-- Start of The data --
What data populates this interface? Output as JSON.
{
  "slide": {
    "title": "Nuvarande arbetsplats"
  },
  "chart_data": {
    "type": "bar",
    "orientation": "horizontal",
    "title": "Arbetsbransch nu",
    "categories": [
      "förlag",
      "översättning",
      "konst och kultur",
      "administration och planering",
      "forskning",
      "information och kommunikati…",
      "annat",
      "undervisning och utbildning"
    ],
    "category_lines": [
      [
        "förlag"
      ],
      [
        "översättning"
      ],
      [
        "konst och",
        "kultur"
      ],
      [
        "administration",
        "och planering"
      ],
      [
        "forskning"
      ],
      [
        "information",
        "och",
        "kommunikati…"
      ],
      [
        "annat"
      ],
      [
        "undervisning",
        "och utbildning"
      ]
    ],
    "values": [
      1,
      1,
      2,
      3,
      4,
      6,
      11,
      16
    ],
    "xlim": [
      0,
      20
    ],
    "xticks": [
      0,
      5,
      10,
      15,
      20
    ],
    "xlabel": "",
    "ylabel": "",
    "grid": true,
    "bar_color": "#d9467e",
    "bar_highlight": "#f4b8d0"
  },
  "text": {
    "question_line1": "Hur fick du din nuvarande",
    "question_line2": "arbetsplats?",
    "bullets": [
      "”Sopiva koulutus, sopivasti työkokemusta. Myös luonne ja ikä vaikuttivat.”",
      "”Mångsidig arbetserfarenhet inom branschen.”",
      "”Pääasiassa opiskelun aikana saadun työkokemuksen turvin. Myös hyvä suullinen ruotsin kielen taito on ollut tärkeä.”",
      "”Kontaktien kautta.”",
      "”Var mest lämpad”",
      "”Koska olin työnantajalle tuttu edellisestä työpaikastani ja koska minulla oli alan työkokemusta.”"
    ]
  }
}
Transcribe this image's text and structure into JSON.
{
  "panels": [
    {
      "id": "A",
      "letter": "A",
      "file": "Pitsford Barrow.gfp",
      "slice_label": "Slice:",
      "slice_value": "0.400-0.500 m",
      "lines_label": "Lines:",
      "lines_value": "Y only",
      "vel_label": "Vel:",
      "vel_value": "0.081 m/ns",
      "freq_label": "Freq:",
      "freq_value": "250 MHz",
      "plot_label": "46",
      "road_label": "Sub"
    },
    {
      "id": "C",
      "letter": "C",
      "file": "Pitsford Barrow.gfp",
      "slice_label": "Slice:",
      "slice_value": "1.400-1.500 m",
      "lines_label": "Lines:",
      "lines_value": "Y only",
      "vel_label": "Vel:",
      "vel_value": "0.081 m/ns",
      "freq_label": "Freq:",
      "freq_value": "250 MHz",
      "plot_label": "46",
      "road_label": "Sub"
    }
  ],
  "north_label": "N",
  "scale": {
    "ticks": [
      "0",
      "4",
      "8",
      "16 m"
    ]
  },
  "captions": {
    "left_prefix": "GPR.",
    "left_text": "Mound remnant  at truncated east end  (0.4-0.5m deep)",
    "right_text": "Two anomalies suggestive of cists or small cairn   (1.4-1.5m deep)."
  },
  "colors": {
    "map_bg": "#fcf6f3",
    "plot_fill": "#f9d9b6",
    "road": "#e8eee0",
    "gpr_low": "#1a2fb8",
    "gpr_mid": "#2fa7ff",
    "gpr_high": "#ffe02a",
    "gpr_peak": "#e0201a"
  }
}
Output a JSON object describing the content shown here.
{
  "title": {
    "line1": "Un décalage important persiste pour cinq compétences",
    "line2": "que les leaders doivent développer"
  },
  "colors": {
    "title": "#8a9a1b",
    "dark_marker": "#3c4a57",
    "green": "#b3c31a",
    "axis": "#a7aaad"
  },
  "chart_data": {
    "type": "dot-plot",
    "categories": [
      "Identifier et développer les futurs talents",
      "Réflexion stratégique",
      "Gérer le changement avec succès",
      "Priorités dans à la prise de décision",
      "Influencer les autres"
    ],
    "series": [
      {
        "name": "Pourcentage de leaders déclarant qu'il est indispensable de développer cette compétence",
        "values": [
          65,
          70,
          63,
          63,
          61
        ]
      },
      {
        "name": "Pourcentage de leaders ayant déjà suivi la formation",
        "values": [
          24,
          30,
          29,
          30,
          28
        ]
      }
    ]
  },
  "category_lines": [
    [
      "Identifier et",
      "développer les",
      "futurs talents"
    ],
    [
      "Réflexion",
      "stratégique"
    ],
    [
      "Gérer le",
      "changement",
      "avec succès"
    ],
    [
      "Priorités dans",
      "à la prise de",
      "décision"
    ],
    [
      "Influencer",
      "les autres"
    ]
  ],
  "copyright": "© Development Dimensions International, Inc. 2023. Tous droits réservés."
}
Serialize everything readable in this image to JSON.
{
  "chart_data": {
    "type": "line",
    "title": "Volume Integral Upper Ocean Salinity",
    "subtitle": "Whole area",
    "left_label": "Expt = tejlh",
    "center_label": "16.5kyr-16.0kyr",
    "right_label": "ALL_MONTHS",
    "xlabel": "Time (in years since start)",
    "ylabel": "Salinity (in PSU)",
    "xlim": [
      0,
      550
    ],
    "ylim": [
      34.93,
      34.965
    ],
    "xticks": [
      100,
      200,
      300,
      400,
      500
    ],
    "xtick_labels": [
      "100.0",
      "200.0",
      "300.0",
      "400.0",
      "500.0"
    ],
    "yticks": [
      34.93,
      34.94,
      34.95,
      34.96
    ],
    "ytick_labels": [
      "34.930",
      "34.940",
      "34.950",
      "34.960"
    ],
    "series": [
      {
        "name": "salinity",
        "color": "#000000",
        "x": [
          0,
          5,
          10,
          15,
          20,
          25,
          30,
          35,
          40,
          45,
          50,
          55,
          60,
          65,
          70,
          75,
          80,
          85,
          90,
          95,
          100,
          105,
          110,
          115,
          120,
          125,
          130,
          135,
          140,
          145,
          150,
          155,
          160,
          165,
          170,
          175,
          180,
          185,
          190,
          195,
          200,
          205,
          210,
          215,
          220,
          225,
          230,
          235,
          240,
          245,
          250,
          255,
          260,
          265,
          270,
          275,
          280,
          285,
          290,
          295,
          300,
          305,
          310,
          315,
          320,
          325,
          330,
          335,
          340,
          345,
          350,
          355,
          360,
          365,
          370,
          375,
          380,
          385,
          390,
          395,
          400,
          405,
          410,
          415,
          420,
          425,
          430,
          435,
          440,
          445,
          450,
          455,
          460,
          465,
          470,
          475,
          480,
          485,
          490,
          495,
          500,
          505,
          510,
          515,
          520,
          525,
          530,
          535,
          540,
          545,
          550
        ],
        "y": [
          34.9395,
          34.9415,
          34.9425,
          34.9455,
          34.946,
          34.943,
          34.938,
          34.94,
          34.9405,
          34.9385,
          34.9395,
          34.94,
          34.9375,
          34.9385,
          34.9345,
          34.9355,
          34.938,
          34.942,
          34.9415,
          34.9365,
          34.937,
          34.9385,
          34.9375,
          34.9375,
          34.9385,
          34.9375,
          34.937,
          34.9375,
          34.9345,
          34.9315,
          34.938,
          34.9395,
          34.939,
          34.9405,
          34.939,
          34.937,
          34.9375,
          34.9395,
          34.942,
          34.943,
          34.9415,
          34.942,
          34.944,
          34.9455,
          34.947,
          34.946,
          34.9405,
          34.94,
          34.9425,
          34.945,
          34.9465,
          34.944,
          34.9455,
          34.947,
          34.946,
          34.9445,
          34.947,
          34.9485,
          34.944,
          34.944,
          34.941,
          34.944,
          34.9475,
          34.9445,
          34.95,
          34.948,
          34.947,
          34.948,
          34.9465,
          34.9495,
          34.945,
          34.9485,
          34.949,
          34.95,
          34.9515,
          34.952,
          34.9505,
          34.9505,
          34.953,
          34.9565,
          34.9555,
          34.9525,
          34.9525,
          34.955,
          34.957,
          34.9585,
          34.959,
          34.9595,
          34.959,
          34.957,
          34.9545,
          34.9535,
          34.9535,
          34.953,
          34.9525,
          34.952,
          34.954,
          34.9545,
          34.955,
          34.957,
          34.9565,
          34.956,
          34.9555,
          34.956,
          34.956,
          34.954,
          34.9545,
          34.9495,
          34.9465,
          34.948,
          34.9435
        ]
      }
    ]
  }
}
-- End of The data --
Request.
Pick out the lines containing the string "changement".

Written answer.
      "Gérer le changement avec succès",
      "changement",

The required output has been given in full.